Hydro One says it's also working to make its infrastructure more resilient as it continues to create a reliable supply of electricity for the city. 
Tornado damage in Ottawa, September 21, 2018. Photo/ Kim Esdaile

Hydro One is donating $200,000 to the City of Ottawa for community beautification and upgrading of infrastructure, $50,000 of which will help tree replanting efforts in the Knoxdale-Merivale area.

Tree Canada's Operation Relief will use the $50,000 as it assists in areas devastated by last September's tornadoes.

Knoxdale-Merivale City Councillor Keith Egli, attended the announcement by Hydro One on Tuesday morning, and said the donation is a step forward in re-greening the area, as well as helping the community get back on its feet.

"It had a major impact on the character of the neighbourhoods and the people living there," said Egli. "Even though Hydro One has to go in and do more work to clean up vegetation and trim down some trees, and possibly remove some other trees along the transmission line, they've committed to help re-tree the area, and help people through their donations that otherwise would have had difficulty affording to purchase the new trees."  

Many of the trees that were displaced by the storm affected the Merivale Transmission Station, causing extensive power outages across the Ottawa area. 

Tiziana Baccega-Rosa, a spokesperson for Hydro One, said they have significant investment work to do in the Ottawa area for upgrades, making the infrastructure more resilient and continuing to make it a reliable supply source of electricity for the city.  

"The [hydro] lines that we are working on this year; three of the five of them all connect to Merivale Station," she explained. "They are critical infrastructure and that's why it's really important our crews get out and ensure that there is nothing that can be hazardous to the lines anytime in the next couple of years."

These upgrades to infrastructure include ensuring that hydro lines are free of hazardous vegetation and blockages that might disrupt the flow of electricity. 

Egli said, going forward, the city has to act in partnership with Hydro One. 

"It's been a bit of a patch-work quilt as we put it together, but I think that's also a sign of a very healthy community," he added.

GIVEN RECORDS

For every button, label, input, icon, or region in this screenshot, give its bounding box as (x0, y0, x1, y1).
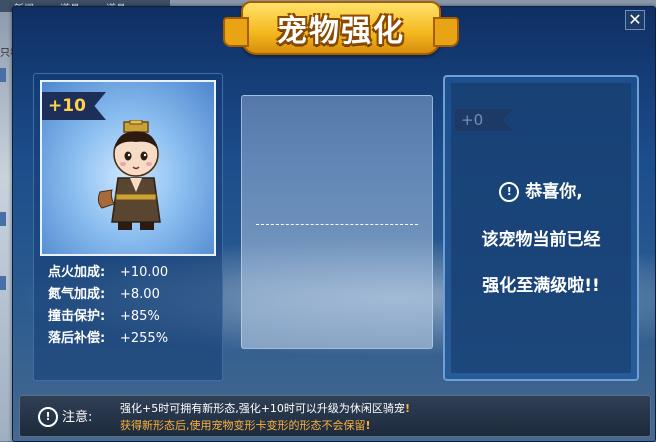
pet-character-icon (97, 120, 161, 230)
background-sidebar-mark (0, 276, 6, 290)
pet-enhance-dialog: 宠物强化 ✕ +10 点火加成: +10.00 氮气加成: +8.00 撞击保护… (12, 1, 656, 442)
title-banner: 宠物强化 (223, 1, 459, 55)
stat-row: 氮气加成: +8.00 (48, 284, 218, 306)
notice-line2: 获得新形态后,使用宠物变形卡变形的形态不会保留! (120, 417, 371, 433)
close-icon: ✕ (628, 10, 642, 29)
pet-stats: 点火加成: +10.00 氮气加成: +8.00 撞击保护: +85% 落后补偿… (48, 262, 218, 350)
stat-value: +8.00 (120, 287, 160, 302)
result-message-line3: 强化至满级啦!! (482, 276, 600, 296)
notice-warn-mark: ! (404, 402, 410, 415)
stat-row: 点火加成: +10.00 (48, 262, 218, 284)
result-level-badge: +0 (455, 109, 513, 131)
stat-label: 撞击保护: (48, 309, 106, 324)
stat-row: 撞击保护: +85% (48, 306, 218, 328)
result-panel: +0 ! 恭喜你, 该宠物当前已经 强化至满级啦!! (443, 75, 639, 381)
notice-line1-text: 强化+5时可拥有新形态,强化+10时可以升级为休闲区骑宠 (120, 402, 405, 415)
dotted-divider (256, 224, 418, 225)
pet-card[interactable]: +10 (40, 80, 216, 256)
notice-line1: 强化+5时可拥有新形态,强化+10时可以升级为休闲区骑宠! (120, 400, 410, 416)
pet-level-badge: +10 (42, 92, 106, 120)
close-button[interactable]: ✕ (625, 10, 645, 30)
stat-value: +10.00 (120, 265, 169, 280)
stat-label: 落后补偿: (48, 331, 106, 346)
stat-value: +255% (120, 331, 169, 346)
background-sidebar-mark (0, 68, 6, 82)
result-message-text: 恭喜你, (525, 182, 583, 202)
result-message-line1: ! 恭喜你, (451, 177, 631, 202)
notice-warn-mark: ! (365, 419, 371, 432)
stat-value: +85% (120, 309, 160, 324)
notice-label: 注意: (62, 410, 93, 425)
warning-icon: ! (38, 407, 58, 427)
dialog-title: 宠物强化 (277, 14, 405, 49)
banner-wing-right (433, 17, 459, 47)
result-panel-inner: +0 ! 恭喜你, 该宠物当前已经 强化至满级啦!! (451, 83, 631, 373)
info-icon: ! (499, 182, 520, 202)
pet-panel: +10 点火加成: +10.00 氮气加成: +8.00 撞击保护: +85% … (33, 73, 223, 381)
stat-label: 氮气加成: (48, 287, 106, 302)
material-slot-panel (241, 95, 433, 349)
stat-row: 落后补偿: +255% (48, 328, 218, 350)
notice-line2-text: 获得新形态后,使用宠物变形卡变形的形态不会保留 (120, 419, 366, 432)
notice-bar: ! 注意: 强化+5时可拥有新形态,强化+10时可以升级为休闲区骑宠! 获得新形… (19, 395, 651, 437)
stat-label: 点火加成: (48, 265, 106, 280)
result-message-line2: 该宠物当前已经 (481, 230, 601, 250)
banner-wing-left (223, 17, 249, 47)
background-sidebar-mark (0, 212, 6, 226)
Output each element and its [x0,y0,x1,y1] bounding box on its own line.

--

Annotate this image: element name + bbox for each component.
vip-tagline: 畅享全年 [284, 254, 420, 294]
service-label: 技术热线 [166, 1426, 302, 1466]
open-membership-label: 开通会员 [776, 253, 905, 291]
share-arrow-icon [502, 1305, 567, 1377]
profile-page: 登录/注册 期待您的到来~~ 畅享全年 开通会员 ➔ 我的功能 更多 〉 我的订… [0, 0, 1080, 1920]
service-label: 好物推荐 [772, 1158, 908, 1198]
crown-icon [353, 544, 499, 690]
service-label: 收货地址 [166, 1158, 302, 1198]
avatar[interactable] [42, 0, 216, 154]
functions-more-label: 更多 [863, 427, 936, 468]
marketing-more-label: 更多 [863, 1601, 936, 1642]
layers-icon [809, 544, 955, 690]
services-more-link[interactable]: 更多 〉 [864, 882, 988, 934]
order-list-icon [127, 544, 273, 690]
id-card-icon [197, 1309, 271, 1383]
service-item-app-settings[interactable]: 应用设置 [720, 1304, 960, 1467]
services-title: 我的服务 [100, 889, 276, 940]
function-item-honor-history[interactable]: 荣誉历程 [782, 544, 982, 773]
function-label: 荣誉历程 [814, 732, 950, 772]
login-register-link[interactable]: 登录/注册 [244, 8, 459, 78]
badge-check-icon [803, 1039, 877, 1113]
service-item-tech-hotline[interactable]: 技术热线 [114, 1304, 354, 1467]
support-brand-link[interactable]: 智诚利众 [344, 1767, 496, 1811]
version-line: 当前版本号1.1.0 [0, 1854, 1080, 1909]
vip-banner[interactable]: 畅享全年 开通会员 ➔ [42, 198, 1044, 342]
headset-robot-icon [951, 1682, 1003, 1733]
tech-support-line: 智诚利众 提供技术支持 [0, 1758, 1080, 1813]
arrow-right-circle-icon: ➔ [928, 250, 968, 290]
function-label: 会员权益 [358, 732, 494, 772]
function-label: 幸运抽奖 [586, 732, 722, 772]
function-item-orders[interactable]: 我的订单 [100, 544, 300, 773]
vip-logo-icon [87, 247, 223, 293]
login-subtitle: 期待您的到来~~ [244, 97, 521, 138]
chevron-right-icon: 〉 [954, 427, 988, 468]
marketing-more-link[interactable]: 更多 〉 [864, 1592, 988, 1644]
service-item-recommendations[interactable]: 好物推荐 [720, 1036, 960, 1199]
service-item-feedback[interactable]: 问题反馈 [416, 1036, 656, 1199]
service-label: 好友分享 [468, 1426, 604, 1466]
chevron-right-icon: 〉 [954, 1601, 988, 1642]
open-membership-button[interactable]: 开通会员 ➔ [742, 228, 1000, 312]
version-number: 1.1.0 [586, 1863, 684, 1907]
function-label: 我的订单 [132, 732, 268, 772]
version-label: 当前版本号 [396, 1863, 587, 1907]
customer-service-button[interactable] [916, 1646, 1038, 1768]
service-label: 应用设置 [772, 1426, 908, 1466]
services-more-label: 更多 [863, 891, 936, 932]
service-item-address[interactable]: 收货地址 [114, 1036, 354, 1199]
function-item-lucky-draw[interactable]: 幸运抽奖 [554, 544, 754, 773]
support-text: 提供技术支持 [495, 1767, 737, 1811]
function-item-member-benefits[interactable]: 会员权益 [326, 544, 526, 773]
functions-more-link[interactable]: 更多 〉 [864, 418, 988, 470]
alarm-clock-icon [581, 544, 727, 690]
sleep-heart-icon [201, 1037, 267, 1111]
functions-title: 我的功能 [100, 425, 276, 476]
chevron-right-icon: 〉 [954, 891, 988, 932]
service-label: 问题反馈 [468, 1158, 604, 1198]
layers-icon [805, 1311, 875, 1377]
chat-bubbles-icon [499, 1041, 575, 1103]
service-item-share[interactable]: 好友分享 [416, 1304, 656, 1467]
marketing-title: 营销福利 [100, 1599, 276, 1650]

AIM A
Can you rewrite the part of the Hydro One donation article starting with "Tiziana Baccega-Rosa, a" and going on through "with Hydro One.", renaming "Hydro One" as "the utility"?
AIM B
How would you condense the paragraph of the Hydro One donation article beginning "Knoxdale-Merivale City Councillor Keith Egli" into a short bulleted list of its main facts?
The data have no part in any of this.

FULL RESPONSE A
Tiziana Baccega-Rosa, a spokesperson for the utility, said they have significant investment work to do in the Ottawa area for upgrades, making the infrastructure more resilient and continuing to make it a reliable supply source of electricity for the city.  

"The [hydro] lines that we are working on this year; three of the five of them all connect to Merivale Station," she explained. "They are critical infrastructure and that's why it's really important our crews get out and ensure that there is nothing that can be hazardous to the lines anytime in the next couple of years."

These upgrades to infrastructure include ensuring that hydro lines are free of hazardous vegetation and blockages that might disrupt the flow of electricity. 

Egli said, going forward, the city has to act in partnership with the utility.

FULL RESPONSE B
- Keith Egli, Knoxdale-Merivale City Councillor, attended Hydro One's announcement on Tuesday morning.
- He called the donation a step forward in re-greening the area.
- He said it also helps the community get back on its feet.